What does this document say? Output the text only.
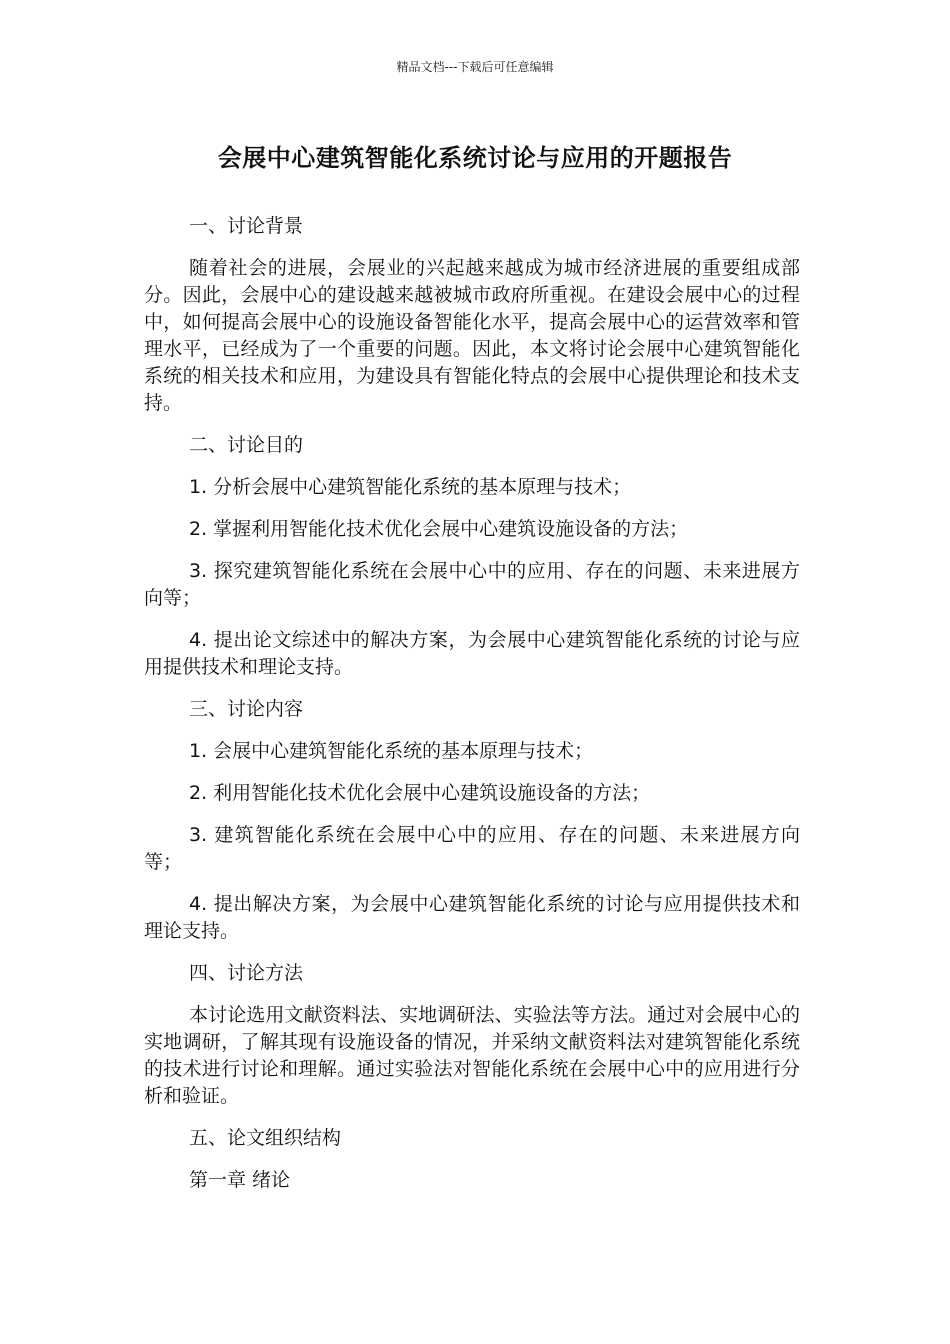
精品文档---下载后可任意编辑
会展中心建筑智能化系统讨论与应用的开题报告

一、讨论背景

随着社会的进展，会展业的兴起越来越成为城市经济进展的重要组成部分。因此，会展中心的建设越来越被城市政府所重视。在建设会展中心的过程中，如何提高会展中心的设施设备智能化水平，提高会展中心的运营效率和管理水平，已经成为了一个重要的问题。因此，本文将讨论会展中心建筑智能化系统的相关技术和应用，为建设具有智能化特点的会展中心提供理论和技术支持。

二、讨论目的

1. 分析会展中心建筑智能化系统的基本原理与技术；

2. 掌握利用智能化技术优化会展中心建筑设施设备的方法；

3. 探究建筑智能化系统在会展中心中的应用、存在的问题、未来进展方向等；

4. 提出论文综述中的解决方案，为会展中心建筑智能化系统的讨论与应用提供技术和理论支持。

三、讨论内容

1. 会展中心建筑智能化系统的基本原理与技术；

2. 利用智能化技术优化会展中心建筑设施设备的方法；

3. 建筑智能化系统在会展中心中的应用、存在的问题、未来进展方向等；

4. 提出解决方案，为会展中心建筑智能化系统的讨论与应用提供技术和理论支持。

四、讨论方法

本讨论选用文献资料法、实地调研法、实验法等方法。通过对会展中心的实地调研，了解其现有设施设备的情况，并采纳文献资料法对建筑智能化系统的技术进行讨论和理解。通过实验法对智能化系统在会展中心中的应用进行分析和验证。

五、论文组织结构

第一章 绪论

● ● ●

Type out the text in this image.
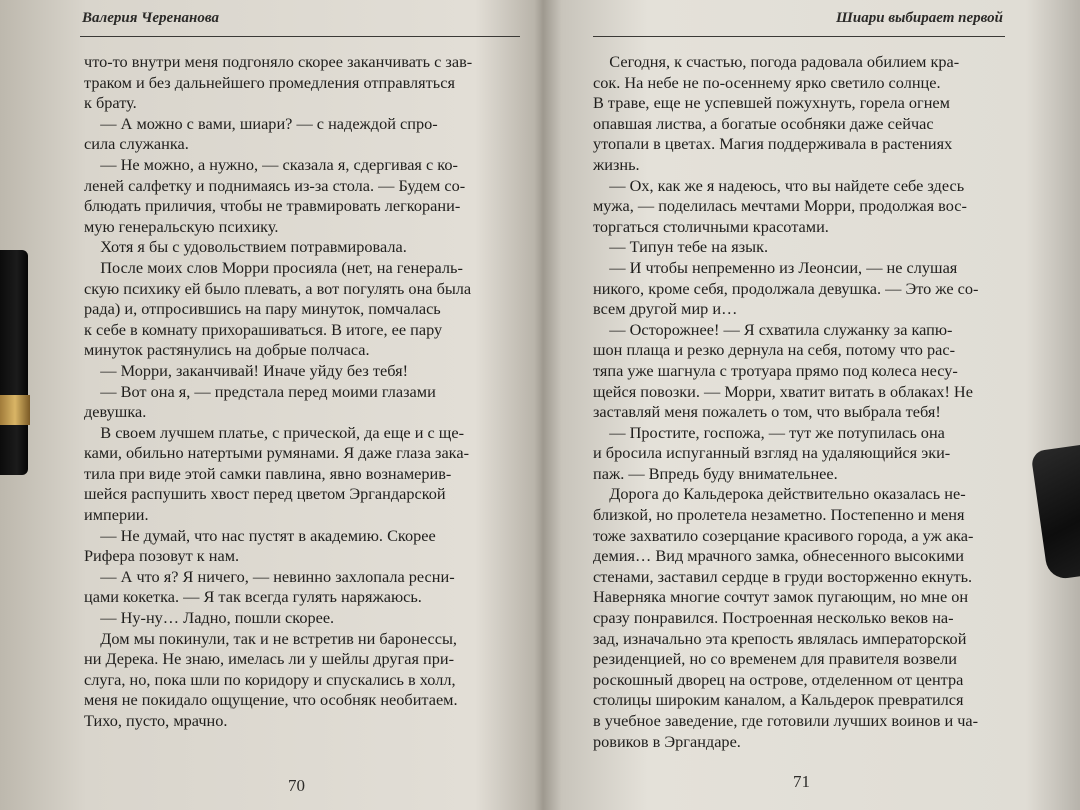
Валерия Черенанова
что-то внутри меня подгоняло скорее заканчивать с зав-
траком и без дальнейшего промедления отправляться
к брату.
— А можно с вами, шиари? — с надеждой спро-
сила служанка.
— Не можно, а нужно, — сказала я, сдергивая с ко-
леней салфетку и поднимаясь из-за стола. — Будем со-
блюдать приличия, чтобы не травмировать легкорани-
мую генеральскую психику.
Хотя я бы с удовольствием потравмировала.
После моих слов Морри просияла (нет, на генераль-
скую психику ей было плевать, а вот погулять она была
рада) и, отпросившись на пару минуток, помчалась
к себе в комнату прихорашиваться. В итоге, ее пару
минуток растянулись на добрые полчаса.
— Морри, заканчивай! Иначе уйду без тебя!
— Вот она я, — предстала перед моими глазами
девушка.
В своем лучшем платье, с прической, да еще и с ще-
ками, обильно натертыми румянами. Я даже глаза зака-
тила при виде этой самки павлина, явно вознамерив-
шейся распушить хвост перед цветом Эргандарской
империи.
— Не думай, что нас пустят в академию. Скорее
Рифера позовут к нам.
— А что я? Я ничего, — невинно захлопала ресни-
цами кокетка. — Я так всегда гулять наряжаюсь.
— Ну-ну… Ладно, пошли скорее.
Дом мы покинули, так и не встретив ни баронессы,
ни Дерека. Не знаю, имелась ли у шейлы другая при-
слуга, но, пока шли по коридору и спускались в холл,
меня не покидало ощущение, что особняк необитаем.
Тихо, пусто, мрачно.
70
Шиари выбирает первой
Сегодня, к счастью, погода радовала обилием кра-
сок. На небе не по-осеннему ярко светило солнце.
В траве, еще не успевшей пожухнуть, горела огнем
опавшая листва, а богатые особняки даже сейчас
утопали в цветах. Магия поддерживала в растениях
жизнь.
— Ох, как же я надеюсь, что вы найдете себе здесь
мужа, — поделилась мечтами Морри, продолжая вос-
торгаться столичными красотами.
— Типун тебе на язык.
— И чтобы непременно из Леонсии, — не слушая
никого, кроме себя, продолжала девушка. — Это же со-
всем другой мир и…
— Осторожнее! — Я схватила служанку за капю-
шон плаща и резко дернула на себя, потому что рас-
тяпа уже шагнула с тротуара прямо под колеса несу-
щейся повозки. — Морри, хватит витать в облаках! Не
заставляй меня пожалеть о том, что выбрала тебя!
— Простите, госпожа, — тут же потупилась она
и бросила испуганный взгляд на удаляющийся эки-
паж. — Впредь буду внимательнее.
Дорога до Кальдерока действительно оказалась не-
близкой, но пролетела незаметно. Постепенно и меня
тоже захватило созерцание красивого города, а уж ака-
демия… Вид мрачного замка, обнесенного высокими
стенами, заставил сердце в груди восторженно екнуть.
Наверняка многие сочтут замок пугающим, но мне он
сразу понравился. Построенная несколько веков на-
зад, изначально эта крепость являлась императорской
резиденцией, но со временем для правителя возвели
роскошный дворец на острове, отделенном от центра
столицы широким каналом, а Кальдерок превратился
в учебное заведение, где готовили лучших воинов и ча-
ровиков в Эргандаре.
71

● ● ●

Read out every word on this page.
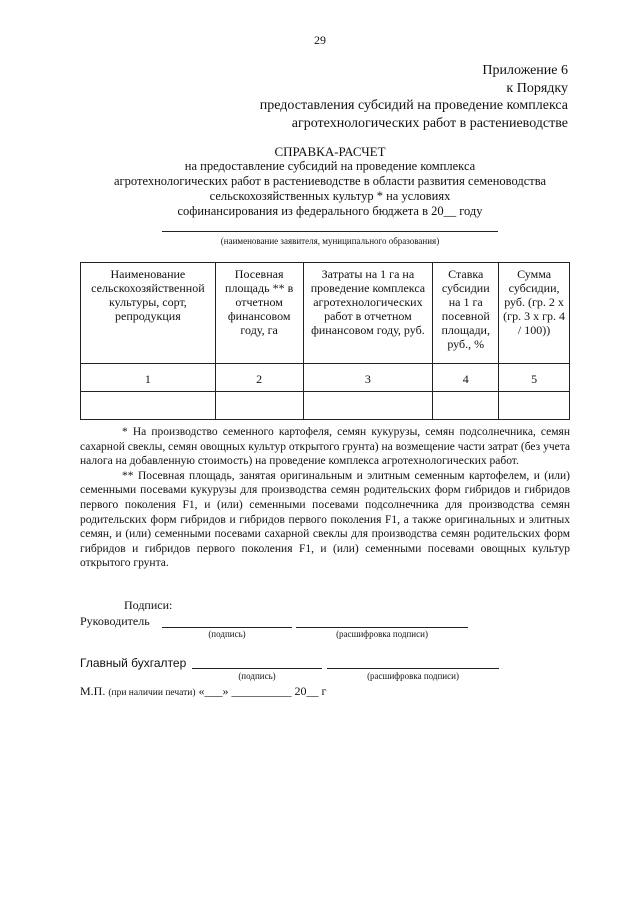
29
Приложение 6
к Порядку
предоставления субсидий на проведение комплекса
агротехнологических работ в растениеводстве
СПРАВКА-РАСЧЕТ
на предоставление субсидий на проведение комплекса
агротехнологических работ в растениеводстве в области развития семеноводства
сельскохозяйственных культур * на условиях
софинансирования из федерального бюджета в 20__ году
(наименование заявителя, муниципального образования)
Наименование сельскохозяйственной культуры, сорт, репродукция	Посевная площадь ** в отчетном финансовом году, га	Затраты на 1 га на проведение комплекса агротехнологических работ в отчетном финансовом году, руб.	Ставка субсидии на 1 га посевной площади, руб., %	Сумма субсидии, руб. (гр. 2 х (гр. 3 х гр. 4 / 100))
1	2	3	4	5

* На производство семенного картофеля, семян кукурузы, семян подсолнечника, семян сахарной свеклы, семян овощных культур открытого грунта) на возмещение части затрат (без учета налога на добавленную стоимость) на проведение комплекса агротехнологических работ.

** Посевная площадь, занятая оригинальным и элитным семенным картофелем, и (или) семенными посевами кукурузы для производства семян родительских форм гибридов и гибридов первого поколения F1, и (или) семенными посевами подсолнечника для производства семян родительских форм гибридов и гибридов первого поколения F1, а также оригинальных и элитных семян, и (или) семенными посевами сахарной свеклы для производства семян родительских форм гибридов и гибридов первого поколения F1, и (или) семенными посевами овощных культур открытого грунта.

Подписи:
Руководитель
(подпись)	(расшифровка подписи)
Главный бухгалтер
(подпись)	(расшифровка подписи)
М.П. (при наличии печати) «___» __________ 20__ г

● ● ●

Return all lines containing "себе".

к себе в комнату прихорашиваться. В итоге, ее пару
— Ох, как же я надеюсь, что вы найдете себе здесь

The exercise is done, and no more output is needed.